INSTRUCTION ::
Print the records below exactly as they appear.

[Figure record listings]
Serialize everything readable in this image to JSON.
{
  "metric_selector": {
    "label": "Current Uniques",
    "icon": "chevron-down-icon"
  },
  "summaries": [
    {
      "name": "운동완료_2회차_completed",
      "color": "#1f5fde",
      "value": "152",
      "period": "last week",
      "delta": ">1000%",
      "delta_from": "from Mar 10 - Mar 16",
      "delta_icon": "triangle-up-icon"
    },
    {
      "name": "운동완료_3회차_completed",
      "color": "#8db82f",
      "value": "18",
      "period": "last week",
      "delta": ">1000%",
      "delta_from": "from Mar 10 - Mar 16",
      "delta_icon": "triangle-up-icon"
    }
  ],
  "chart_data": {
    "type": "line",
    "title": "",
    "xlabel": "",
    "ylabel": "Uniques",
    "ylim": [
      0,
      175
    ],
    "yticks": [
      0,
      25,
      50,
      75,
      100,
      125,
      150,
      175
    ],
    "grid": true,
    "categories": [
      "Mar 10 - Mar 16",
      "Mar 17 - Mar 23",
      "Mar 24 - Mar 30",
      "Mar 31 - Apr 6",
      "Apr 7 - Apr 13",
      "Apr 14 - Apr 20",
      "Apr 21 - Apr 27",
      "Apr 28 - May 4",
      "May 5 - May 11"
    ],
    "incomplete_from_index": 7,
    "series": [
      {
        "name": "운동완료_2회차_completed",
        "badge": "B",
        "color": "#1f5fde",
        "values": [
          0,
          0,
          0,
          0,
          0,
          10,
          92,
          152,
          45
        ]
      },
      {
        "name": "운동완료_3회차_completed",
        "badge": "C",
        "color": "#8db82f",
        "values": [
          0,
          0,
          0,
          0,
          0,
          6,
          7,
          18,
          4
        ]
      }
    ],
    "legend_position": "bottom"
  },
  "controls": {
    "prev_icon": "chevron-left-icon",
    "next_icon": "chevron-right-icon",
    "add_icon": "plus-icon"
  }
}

FINAL RESULT ::
Serialize everything readable in this image to JSON.
{
  "metric_selector": {
    "label": "Current Uniques",
    "icon": "chevron-down-icon"
  },
  "summaries": [
    {
      "name": "운동완료_2회차_completed",
      "color": "#1f5fde",
      "value": "152",
      "period": "last week",
      "delta": ">1000%",
      "delta_from": "from Mar 10 - Mar 16",
      "delta_icon": "triangle-up-icon"
    },
    {
      "name": "운동완료_3회차_completed",
      "color": "#8db82f",
      "value": "18",
      "period": "last week",
      "delta": ">1000%",
      "delta_from": "from Mar 10 - Mar 16",
      "delta_icon": "triangle-up-icon"
    }
  ],
  "chart_data": {
    "type": "line",
    "title": "",
    "xlabel": "",
    "ylabel": "Uniques",
    "ylim": [
      0,
      175
    ],
    "yticks": [
      0,
      25,
      50,
      75,
      100,
      125,
      150,
      175
    ],
    "grid": true,
    "categories": [
      "Mar 10 - Mar 16",
      "Mar 17 - Mar 23",
      "Mar 24 - Mar 30",
      "Mar 31 - Apr 6",
      "Apr 7 - Apr 13",
      "Apr 14 - Apr 20",
      "Apr 21 - Apr 27",
      "Apr 28 - May 4",
      "May 5 - May 11"
    ],
    "incomplete_from_index": 7,
    "series": [
      {
        "name": "운동완료_2회차_completed",
        "badge": "B",
        "color": "#1f5fde",
        "values": [
          0,
          0,
          0,
          0,
          0,
          10,
          92,
          152,
          45
        ]
      },
      {
        "name": "운동완료_3회차_completed",
        "badge": "C",
        "color": "#8db82f",
        "values": [
          0,
          0,
          0,
          0,
          0,
          6,
          7,
          18,
          4
        ]
      }
    ],
    "legend_position": "bottom"
  },
  "controls": {
    "prev_icon": "chevron-left-icon",
    "next_icon": "chevron-right-icon",
    "add_icon": "plus-icon"
  }
}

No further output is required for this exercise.